* Supplied data *

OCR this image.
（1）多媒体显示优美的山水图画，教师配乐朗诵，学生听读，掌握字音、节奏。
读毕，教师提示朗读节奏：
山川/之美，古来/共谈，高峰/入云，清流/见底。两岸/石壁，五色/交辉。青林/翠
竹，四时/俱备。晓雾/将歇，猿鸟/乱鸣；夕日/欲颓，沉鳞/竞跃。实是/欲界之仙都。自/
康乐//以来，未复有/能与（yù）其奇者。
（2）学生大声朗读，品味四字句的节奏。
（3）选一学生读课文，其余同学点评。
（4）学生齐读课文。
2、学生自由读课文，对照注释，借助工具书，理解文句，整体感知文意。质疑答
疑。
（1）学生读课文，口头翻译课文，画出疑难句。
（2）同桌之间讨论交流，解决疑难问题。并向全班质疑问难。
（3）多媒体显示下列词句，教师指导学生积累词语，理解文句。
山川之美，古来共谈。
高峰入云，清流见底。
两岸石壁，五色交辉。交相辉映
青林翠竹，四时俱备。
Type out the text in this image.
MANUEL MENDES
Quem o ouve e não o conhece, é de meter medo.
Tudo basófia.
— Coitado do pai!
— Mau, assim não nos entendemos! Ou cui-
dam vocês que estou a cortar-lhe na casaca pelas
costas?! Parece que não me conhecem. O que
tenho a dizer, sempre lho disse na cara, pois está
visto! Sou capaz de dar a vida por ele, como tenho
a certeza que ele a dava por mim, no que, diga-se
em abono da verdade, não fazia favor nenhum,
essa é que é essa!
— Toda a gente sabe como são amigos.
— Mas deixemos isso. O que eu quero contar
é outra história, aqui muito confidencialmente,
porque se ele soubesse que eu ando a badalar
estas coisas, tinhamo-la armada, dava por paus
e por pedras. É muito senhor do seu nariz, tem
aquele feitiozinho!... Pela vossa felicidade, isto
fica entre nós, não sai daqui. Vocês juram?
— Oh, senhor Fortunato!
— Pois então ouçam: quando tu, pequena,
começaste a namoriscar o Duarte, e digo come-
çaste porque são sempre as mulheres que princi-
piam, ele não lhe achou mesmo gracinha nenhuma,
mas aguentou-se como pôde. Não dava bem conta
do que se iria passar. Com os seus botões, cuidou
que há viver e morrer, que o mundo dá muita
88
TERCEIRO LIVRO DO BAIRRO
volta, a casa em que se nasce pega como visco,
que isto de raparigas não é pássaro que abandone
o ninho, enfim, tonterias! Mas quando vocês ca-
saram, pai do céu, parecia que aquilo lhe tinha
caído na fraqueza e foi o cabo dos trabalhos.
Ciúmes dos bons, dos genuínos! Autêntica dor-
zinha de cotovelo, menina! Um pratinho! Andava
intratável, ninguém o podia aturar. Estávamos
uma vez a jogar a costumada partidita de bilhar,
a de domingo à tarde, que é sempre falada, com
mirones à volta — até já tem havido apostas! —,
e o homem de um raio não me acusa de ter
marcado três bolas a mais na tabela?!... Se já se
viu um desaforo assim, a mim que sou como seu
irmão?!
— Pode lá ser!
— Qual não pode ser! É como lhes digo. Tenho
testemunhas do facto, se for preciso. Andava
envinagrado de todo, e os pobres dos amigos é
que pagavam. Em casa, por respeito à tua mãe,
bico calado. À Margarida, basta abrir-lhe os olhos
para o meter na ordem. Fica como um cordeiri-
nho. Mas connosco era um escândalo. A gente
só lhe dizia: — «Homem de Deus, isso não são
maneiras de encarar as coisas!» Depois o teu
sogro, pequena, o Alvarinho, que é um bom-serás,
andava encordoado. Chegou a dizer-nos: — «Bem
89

* Prompt *
Write down all the entries again without a single difference.

* Solution to the exercise *
OCR this image.
（1）多媒体显示优美的山水图画，教师配乐朗诵，学生听读，掌握字音、节奏。
读毕，教师提示朗读节奏：
山川/之美，古来/共谈，高峰/入云，清流/见底。两岸/石壁，五色/交辉。青林/翠
竹，四时/俱备。晓雾/将歇，猿鸟/乱鸣；夕日/欲颓，沉鳞/竞跃。实是/欲界之仙都。自/
康乐//以来，未复有/能与（yù）其奇者。
（2）学生大声朗读，品味四字句的节奏。
（3）选一学生读课文，其余同学点评。
（4）学生齐读课文。
2、学生自由读课文，对照注释，借助工具书，理解文句，整体感知文意。质疑答
疑。
（1）学生读课文，口头翻译课文，画出疑难句。
（2）同桌之间讨论交流，解决疑难问题。并向全班质疑问难。
（3）多媒体显示下列词句，教师指导学生积累词语，理解文句。
山川之美，古来共谈。
高峰入云，清流见底。
两岸石壁，五色交辉。交相辉映
青林翠竹，四时俱备。
Type out the text in this image.
MANUEL MENDES
Quem o ouve e não o conhece, é de meter medo.
Tudo basófia.
— Coitado do pai!
— Mau, assim não nos entendemos! Ou cui-
dam vocês que estou a cortar-lhe na casaca pelas
costas?! Parece que não me conhecem. O que
tenho a dizer, sempre lho disse na cara, pois está
visto! Sou capaz de dar a vida por ele, como tenho
a certeza que ele a dava por mim, no que, diga-se
em abono da verdade, não fazia favor nenhum,
essa é que é essa!
— Toda a gente sabe como são amigos.
— Mas deixemos isso. O que eu quero contar
é outra história, aqui muito confidencialmente,
porque se ele soubesse que eu ando a badalar
estas coisas, tinhamo-la armada, dava por paus
e por pedras. É muito senhor do seu nariz, tem
aquele feitiozinho!... Pela vossa felicidade, isto
fica entre nós, não sai daqui. Vocês juram?
— Oh, senhor Fortunato!
— Pois então ouçam: quando tu, pequena,
começaste a namoriscar o Duarte, e digo come-
çaste porque são sempre as mulheres que princi-
piam, ele não lhe achou mesmo gracinha nenhuma,
mas aguentou-se como pôde. Não dava bem conta
do que se iria passar. Com os seus botões, cuidou
que há viver e morrer, que o mundo dá muita
88
TERCEIRO LIVRO DO BAIRRO
volta, a casa em que se nasce pega como visco,
que isto de raparigas não é pássaro que abandone
o ninho, enfim, tonterias! Mas quando vocês ca-
saram, pai do céu, parecia que aquilo lhe tinha
caído na fraqueza e foi o cabo dos trabalhos.
Ciúmes dos bons, dos genuínos! Autêntica dor-
zinha de cotovelo, menina! Um pratinho! Andava
intratável, ninguém o podia aturar. Estávamos
uma vez a jogar a costumada partidita de bilhar,
a de domingo à tarde, que é sempre falada, com
mirones à volta — até já tem havido apostas! —,
e o homem de um raio não me acusa de ter
marcado três bolas a mais na tabela?!... Se já se
viu um desaforo assim, a mim que sou como seu
irmão?!
— Pode lá ser!
— Qual não pode ser! É como lhes digo. Tenho
testemunhas do facto, se for preciso. Andava
envinagrado de todo, e os pobres dos amigos é
que pagavam. Em casa, por respeito à tua mãe,
bico calado. À Margarida, basta abrir-lhe os olhos
para o meter na ordem. Fica como um cordeiri-
nho. Mas connosco era um escândalo. A gente
só lhe dizia: — «Homem de Deus, isso não são
maneiras de encarar as coisas!» Depois o teu
sogro, pequena, o Alvarinho, que é um bom-serás,
andava encordoado. Chegou a dizer-nos: — «Bem
89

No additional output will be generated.